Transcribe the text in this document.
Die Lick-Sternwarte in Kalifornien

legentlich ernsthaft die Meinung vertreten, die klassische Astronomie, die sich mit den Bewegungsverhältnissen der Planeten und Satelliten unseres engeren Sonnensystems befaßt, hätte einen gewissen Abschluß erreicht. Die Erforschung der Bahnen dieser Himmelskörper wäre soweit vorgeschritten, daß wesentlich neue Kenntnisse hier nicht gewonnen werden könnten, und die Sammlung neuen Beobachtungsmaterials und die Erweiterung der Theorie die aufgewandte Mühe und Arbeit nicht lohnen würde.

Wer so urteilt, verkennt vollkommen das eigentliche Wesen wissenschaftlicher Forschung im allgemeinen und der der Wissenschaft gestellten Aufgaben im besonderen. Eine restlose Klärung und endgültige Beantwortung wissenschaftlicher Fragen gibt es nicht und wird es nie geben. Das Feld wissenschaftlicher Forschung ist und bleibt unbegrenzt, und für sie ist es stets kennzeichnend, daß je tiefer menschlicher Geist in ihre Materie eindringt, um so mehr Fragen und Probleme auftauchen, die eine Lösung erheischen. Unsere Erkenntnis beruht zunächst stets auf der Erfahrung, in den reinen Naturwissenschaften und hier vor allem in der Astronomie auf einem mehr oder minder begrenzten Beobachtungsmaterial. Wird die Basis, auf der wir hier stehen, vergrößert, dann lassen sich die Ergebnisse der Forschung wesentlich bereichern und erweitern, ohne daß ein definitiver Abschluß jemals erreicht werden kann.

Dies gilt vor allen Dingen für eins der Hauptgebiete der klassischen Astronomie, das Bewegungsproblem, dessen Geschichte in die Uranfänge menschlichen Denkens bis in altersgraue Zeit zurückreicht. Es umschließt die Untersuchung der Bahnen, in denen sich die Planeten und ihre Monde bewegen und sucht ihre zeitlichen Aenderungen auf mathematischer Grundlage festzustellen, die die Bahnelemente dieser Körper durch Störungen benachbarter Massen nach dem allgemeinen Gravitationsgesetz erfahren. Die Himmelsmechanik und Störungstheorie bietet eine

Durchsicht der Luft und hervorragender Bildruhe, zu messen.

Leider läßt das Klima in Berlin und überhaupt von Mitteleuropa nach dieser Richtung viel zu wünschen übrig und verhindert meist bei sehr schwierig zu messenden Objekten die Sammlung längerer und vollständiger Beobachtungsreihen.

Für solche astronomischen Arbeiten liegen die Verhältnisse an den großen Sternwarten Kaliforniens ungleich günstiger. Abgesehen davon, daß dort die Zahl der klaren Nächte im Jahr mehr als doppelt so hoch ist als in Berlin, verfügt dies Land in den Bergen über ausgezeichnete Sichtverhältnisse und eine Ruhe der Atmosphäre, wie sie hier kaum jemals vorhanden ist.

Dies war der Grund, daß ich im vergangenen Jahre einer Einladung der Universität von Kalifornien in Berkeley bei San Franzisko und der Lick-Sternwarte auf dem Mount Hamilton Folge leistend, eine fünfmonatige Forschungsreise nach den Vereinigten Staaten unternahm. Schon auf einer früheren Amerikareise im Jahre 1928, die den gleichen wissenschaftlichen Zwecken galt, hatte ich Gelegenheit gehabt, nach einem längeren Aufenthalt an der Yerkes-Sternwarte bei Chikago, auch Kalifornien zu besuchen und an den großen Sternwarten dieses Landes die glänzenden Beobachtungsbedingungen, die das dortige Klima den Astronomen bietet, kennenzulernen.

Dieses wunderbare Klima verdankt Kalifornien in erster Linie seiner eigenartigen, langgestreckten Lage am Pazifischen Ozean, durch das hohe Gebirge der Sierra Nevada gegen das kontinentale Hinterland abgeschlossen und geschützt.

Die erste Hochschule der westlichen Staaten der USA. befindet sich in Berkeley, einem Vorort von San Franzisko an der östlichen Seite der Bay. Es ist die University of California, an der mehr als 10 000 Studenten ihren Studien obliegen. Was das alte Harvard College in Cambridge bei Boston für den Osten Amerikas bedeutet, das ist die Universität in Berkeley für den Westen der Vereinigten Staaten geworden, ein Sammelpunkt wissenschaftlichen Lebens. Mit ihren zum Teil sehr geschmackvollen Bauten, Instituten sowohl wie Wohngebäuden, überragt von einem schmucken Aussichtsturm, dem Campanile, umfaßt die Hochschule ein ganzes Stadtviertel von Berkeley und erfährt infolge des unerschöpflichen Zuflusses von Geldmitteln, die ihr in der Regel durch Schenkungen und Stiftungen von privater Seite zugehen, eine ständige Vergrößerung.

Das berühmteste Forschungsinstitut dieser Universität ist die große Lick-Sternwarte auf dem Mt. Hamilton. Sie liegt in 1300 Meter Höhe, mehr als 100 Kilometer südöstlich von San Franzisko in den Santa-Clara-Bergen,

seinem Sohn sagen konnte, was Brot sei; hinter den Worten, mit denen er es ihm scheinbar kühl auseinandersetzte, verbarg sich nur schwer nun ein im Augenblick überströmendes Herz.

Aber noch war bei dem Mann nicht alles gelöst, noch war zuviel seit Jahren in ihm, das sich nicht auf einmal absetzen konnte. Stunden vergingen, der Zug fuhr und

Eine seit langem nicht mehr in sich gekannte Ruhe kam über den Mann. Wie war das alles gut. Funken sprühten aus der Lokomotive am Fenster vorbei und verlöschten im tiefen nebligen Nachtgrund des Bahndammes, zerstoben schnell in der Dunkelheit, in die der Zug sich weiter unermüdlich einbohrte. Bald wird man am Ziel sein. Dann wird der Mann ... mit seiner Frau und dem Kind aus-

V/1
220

#####

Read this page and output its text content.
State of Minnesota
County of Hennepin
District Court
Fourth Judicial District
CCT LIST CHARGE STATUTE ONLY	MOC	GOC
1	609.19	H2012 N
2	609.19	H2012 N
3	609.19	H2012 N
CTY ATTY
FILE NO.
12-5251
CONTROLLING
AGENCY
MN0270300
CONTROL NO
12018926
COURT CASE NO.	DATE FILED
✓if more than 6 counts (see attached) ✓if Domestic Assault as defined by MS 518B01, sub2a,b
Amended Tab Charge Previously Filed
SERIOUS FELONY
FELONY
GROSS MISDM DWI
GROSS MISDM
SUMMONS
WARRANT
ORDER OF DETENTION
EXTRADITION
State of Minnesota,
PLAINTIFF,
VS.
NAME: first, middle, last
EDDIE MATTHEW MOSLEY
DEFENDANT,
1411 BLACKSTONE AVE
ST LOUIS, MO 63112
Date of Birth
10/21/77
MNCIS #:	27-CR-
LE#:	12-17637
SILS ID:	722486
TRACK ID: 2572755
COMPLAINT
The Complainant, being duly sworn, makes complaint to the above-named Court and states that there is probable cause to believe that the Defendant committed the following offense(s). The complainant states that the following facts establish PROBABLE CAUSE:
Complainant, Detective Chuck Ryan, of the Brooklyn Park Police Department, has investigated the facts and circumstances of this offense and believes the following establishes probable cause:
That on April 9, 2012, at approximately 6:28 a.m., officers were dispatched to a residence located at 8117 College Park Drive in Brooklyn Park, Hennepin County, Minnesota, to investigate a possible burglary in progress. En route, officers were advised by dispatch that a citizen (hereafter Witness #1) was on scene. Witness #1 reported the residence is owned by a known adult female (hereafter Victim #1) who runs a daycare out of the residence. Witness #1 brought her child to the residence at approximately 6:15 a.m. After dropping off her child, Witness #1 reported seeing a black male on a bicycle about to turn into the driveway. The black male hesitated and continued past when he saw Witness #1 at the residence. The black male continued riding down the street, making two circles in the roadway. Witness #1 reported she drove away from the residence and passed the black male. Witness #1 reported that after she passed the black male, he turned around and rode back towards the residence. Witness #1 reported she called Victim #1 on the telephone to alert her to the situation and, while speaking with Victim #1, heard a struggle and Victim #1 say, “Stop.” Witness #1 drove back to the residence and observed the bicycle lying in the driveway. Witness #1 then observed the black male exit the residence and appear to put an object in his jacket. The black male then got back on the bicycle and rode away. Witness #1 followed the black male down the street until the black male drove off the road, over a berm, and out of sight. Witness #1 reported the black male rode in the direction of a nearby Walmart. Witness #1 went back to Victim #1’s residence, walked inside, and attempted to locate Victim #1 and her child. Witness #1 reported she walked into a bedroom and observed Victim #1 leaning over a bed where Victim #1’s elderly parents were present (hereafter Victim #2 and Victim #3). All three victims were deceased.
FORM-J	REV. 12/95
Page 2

#####

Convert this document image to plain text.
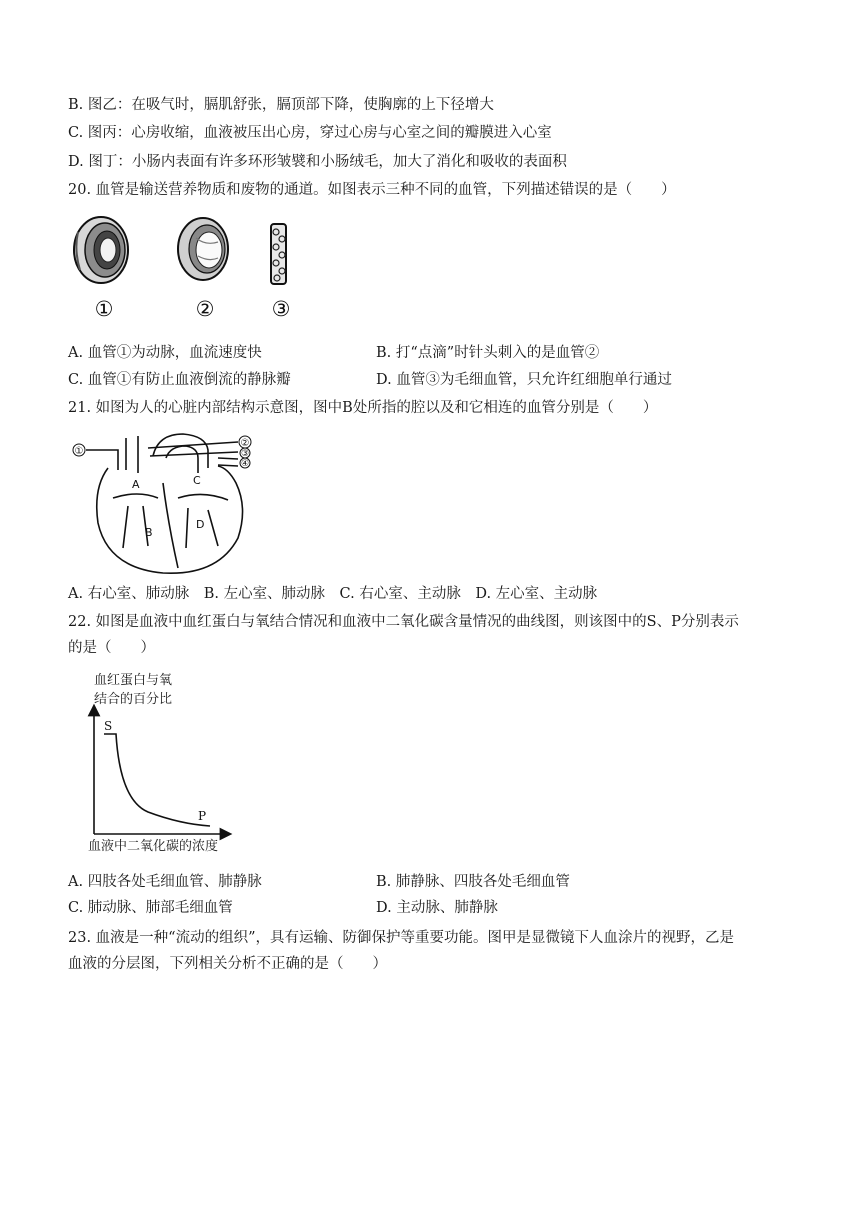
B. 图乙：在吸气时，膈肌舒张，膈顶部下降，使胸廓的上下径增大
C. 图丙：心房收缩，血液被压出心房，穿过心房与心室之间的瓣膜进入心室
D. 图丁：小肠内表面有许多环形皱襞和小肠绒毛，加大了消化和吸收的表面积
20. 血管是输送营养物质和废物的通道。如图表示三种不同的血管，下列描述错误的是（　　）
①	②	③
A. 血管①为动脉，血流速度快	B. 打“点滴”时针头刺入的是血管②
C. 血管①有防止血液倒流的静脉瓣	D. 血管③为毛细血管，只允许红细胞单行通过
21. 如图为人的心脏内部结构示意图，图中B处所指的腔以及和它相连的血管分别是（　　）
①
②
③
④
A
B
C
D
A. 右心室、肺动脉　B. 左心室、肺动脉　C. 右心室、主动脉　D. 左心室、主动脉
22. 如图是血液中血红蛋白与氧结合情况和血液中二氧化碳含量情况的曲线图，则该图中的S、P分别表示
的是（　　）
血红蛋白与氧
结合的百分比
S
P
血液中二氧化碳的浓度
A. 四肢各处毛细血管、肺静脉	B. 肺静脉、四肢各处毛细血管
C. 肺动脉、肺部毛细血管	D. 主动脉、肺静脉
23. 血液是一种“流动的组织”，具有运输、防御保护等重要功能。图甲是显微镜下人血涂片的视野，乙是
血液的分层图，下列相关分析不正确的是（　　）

#####

Gather each line from the entries above that includes the word "cause".

» **THE ANSWER**
The Complainant, being duly sworn, makes complaint to the above-named Court and states that there is probable cause to believe that the Defendant committed the following offense(s). The complainant states that the following facts establish PROBABLE CAUSE:
Complainant, Detective Chuck Ryan, of the Brooklyn Park Police Department, has investigated the facts and circumstances of this offense and believes the following establishes probable cause:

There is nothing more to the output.